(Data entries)
═══

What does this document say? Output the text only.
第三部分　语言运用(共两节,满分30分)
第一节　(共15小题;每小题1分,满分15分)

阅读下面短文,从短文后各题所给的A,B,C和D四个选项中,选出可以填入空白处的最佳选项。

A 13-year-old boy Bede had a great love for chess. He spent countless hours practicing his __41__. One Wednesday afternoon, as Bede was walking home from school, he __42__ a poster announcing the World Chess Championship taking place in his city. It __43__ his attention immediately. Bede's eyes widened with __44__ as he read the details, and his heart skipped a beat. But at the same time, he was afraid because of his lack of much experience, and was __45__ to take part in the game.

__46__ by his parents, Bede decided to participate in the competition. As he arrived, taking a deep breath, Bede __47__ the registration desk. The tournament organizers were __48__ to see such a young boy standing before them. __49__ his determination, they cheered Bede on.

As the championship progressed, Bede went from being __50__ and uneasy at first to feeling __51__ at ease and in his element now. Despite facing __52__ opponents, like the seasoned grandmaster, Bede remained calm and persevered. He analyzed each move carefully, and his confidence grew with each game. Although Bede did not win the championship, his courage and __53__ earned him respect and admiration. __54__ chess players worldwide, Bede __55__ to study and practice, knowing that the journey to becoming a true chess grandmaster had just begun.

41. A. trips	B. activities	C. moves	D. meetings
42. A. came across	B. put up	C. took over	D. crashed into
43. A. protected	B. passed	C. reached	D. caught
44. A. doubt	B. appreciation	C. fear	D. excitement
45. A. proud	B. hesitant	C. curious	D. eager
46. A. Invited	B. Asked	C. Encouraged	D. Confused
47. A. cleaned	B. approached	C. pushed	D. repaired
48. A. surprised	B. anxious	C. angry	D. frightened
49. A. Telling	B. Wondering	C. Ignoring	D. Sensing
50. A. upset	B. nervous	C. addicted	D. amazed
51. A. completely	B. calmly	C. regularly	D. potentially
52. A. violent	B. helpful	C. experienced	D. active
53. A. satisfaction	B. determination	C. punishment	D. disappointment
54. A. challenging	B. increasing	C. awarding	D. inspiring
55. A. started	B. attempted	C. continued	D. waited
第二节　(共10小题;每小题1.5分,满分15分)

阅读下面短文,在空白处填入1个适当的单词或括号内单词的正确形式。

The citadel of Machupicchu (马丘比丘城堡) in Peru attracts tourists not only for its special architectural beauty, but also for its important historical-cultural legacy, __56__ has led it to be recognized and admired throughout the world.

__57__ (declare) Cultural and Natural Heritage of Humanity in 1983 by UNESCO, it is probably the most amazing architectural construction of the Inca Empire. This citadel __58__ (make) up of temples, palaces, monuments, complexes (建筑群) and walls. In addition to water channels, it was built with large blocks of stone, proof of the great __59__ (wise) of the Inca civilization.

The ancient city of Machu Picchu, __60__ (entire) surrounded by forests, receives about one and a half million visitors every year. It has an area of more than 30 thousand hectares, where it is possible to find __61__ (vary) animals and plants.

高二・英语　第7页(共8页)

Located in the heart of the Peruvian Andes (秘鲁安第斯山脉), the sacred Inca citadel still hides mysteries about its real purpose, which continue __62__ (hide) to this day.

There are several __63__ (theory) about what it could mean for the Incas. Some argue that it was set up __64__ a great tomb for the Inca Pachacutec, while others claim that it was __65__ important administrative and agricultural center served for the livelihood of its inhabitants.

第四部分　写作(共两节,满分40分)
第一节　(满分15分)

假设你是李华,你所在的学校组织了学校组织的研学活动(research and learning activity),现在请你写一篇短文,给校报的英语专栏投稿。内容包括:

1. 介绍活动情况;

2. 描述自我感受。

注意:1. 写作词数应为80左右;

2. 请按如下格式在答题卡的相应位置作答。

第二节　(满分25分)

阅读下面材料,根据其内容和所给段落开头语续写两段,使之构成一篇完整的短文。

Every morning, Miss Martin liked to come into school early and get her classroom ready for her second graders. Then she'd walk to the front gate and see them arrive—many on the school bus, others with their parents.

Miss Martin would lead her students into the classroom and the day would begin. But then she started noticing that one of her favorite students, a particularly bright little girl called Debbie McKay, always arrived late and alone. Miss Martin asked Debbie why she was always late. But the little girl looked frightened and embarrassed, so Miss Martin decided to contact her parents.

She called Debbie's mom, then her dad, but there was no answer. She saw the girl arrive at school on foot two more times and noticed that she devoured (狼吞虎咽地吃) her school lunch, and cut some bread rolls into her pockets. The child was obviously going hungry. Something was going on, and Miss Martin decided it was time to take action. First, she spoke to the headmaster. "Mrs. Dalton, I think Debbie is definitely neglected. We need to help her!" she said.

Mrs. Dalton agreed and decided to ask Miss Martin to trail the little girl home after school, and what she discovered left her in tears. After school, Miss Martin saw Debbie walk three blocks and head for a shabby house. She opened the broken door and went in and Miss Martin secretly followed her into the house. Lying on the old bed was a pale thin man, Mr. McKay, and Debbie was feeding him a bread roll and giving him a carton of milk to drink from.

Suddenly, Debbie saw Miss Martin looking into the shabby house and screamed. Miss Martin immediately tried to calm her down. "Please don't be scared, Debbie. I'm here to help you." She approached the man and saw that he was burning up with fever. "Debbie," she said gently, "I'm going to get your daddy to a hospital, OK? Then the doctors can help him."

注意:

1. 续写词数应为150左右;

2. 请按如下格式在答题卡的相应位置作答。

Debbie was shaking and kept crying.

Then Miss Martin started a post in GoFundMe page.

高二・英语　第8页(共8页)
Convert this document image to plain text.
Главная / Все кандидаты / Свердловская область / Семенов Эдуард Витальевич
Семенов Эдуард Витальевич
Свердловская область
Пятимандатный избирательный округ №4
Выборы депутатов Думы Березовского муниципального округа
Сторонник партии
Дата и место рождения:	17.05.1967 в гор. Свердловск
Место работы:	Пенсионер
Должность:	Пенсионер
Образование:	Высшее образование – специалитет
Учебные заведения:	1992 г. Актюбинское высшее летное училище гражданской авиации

═══

(Given exercise) Consider the entries above and return each line with the string "arrived".

(Result of the exercise)
__46__ by his parents, Bede decided to participate in the competition. As he arrived, taking a deep breath, Bede __47__ the registration desk. The tournament organizers were __48__ to see such a young boy standing before them. __49__ his determination, they cheered Bede on.
Miss Martin would lead her students into the classroom and the day would begin. But then she started noticing that one of her favorite students, a particularly bright little girl called Debbie McKay, always arrived late and alone. Miss Martin asked Debbie why she was always late. But the little girl looked frightened and embarrassed, so Miss Martin decided to contact her parents.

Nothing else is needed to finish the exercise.